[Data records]
— Begin —
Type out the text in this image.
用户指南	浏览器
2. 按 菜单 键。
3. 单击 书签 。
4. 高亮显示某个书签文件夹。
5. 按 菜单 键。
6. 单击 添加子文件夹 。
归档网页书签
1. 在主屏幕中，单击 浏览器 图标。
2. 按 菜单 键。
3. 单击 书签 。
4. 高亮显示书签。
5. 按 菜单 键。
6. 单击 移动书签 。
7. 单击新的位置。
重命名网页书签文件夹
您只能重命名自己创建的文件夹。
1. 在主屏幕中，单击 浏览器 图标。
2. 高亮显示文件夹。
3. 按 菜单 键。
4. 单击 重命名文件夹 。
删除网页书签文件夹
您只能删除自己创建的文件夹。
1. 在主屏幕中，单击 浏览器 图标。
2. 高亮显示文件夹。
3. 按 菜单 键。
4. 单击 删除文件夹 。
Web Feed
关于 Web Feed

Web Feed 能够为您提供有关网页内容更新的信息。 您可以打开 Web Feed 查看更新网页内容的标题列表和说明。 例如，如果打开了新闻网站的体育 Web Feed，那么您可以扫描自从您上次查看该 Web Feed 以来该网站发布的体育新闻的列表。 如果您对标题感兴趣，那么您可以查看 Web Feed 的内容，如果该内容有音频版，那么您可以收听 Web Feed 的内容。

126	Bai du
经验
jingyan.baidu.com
— End —
> _EXERCISE REQUIREMENTS_: Return all of the entries exactly as written.

> _THE ANSWER_:
Type out the text in this image.
用户指南	浏览器
2. 按 菜单 键。
3. 单击 书签 。
4. 高亮显示某个书签文件夹。
5. 按 菜单 键。
6. 单击 添加子文件夹 。
归档网页书签
1. 在主屏幕中，单击 浏览器 图标。
2. 按 菜单 键。
3. 单击 书签 。
4. 高亮显示书签。
5. 按 菜单 键。
6. 单击 移动书签 。
7. 单击新的位置。
重命名网页书签文件夹
您只能重命名自己创建的文件夹。
1. 在主屏幕中，单击 浏览器 图标。
2. 高亮显示文件夹。
3. 按 菜单 键。
4. 单击 重命名文件夹 。
删除网页书签文件夹
您只能删除自己创建的文件夹。
1. 在主屏幕中，单击 浏览器 图标。
2. 高亮显示文件夹。
3. 按 菜单 键。
4. 单击 删除文件夹 。
Web Feed
关于 Web Feed

Web Feed 能够为您提供有关网页内容更新的信息。 您可以打开 Web Feed 查看更新网页内容的标题列表和说明。 例如，如果打开了新闻网站的体育 Web Feed，那么您可以扫描自从您上次查看该 Web Feed 以来该网站发布的体育新闻的列表。 如果您对标题感兴趣，那么您可以查看 Web Feed 的内容，如果该内容有音频版，那么您可以收听 Web Feed 的内容。

126	Bai du
经验
jingyan.baidu.com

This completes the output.